Work instructions
Check each line of the data for "Inouye" and select those that have it.

Excerpted data
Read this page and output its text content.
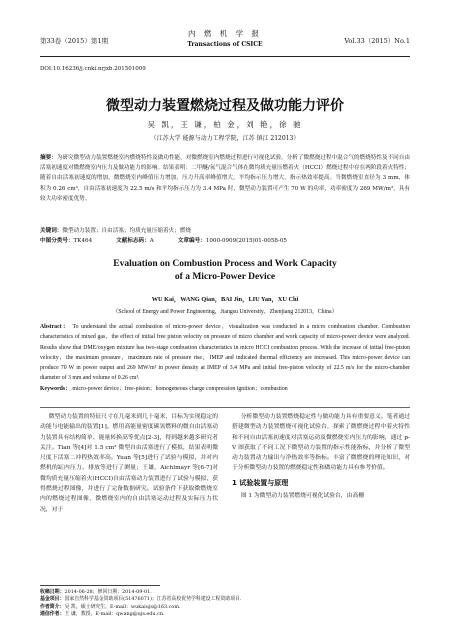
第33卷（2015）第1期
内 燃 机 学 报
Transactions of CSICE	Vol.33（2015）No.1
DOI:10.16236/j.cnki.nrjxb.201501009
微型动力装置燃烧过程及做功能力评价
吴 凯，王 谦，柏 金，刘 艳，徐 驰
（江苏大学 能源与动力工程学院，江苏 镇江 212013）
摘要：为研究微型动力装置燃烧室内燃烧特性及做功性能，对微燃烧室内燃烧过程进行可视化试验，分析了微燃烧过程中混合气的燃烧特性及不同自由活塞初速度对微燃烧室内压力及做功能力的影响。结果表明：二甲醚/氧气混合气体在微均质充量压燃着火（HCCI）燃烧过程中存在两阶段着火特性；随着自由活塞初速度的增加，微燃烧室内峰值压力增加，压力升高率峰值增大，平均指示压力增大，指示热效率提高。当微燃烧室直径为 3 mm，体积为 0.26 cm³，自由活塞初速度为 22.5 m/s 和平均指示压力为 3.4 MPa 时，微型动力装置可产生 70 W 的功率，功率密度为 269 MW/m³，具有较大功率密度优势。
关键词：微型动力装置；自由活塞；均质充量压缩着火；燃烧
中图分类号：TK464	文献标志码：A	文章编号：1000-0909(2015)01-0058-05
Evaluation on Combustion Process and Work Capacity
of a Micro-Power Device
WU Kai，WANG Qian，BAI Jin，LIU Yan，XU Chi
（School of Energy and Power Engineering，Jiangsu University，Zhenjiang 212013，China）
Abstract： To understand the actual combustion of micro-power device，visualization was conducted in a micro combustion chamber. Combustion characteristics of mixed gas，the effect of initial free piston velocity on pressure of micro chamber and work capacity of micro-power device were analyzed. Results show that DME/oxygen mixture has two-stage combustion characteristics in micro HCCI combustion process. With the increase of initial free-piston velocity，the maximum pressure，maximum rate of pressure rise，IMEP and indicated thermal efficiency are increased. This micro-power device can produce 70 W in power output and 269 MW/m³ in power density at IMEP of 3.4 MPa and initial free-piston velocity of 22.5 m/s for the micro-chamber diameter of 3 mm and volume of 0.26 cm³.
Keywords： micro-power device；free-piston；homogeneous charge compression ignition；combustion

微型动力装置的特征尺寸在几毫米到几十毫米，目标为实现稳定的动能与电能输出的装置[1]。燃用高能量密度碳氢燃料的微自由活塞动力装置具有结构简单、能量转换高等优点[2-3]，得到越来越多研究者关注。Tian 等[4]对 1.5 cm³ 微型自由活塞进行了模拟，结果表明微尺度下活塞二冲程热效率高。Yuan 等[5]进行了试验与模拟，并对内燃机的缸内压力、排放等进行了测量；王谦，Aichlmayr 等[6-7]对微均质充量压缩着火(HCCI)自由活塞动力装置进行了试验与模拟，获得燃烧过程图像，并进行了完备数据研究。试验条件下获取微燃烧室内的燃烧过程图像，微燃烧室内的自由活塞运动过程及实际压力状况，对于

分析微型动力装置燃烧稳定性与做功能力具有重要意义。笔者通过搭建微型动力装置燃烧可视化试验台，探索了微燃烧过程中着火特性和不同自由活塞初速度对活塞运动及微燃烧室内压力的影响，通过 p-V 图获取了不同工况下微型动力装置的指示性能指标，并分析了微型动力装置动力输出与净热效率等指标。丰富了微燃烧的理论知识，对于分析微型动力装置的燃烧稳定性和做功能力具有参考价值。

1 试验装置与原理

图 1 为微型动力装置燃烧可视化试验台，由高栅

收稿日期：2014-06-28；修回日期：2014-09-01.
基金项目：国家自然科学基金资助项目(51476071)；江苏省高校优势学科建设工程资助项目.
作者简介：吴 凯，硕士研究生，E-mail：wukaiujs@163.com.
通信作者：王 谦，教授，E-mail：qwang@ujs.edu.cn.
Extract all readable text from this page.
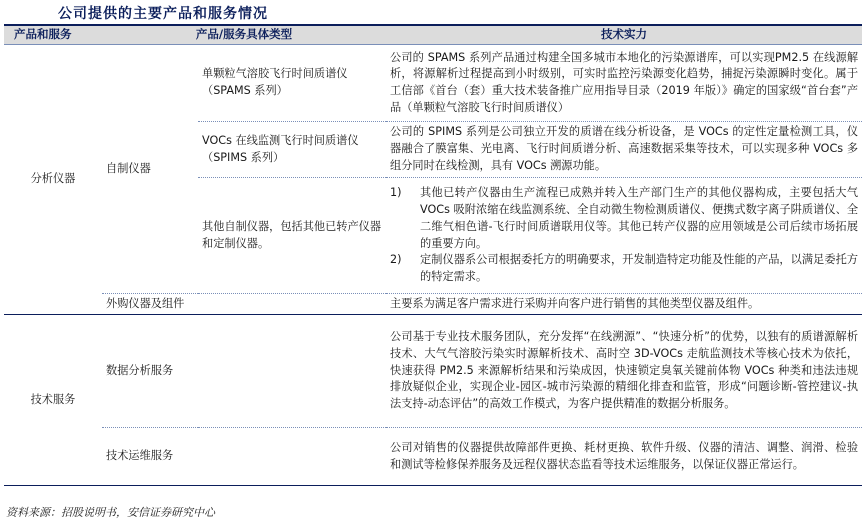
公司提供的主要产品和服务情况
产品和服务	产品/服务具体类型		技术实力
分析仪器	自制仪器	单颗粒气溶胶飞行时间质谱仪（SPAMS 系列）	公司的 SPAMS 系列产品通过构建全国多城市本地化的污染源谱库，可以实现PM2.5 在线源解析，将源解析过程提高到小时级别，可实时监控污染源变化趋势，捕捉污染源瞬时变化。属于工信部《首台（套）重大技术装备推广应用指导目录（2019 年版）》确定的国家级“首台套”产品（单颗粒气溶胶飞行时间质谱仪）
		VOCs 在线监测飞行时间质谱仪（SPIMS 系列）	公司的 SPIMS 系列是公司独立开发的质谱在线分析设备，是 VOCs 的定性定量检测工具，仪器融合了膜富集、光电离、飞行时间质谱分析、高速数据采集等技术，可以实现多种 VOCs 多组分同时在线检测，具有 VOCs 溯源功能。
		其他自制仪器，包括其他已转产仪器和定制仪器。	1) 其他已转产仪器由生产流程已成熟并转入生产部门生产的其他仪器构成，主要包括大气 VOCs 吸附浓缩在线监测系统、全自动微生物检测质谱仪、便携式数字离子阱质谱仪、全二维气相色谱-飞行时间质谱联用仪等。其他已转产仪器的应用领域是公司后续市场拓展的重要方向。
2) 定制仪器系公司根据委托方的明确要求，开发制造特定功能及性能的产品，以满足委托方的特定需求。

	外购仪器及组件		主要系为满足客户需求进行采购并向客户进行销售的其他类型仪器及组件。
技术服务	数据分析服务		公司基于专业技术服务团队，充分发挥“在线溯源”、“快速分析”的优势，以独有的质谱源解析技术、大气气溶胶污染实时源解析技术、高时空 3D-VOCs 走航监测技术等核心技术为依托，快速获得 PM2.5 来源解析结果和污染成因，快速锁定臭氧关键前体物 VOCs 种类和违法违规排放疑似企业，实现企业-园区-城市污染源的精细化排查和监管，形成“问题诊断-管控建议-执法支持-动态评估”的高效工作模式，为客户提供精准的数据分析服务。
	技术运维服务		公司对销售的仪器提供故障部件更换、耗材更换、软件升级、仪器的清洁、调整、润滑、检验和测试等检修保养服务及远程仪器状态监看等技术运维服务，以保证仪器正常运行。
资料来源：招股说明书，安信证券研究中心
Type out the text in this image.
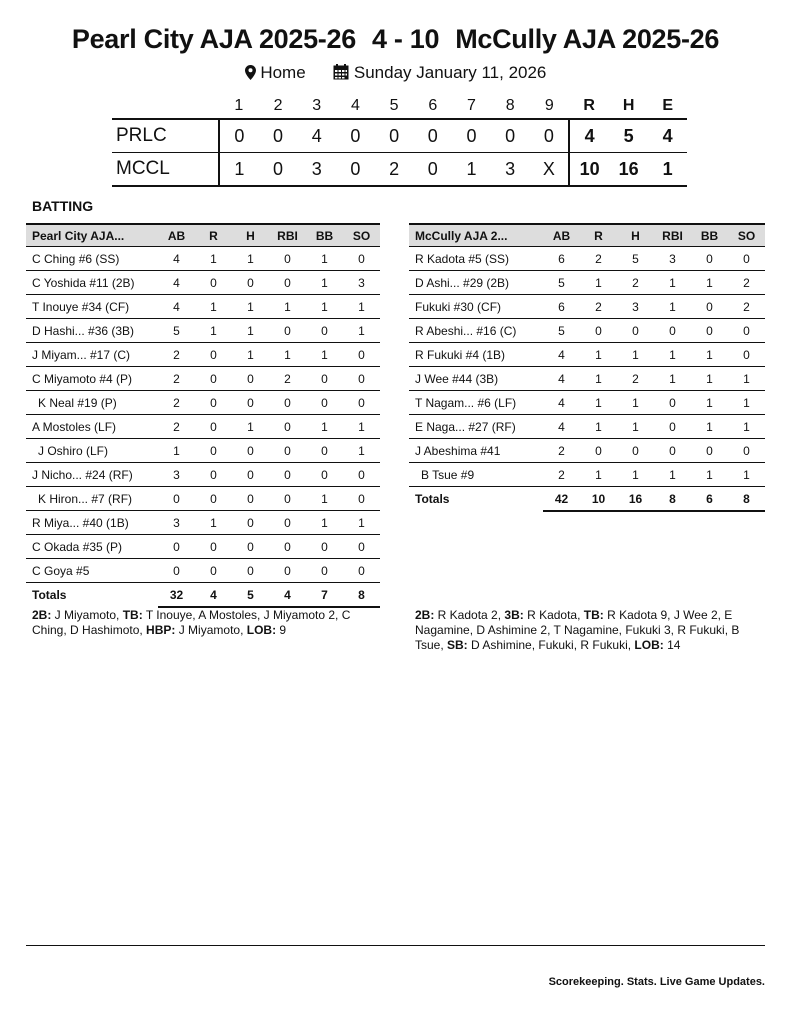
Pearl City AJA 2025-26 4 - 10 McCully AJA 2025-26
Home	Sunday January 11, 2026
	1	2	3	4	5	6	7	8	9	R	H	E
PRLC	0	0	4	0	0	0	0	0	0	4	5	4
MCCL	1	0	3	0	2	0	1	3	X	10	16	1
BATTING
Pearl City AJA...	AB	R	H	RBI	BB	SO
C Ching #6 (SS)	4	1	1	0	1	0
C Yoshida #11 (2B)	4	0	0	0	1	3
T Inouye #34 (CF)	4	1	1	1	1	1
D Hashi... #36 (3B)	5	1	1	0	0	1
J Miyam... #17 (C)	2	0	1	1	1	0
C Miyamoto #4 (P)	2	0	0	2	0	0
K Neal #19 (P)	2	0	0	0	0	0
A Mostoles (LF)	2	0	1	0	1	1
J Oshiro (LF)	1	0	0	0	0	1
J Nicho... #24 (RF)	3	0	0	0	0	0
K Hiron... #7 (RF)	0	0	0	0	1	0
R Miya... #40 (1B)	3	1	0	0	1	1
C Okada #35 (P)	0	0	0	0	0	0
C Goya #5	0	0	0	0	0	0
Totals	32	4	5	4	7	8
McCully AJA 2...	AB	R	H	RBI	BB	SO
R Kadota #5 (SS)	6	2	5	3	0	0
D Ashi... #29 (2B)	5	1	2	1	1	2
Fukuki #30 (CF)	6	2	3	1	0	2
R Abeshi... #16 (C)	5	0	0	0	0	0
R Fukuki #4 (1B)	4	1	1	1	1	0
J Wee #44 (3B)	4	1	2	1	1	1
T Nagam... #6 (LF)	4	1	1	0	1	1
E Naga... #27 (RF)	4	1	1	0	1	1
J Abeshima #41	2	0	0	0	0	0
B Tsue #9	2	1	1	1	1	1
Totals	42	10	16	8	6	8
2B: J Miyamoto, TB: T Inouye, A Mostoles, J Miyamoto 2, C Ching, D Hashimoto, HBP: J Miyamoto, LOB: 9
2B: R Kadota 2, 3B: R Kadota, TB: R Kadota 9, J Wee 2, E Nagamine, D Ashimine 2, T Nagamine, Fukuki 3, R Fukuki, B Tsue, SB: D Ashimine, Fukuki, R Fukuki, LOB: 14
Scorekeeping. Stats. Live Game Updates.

Task output
T Inouye #34 (CF)	4	1	1	1	1	1
2B: J Miyamoto, TB: T Inouye, A Mostoles, J Miyamoto 2, C Ching, D Hashimoto, HBP: J Miyamoto, LOB: 9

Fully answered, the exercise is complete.